* Directive *
Of all the lines in the material, how many contain the word "многоквартирных"? State the number alone.

***** Material provided

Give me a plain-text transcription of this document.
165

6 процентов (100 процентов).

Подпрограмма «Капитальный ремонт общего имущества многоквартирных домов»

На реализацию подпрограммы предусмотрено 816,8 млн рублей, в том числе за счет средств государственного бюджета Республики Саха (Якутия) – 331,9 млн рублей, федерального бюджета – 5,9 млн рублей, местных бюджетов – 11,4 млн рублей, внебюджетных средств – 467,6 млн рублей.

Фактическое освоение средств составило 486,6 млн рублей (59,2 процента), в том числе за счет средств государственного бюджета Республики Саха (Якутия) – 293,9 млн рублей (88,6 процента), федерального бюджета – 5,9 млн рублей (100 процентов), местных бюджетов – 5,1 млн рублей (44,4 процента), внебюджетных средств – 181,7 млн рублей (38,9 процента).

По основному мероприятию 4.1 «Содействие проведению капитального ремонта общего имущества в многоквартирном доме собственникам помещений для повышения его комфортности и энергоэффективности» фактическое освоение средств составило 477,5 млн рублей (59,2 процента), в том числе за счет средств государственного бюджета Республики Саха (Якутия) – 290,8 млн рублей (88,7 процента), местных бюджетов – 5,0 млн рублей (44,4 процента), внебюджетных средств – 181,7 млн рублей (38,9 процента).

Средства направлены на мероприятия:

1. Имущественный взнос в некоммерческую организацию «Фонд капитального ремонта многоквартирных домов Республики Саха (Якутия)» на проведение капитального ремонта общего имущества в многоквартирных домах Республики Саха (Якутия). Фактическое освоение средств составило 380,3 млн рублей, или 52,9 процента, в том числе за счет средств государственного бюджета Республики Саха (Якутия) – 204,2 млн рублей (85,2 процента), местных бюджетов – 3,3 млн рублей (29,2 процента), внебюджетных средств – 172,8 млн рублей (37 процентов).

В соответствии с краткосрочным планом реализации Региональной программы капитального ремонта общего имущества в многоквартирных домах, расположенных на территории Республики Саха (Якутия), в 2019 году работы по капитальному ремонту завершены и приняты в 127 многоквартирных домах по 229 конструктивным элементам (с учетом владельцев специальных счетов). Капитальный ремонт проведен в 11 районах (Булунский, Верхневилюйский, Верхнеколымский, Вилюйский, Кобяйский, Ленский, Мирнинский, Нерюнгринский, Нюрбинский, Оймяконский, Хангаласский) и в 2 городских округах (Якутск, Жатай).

**********

* Answer *
3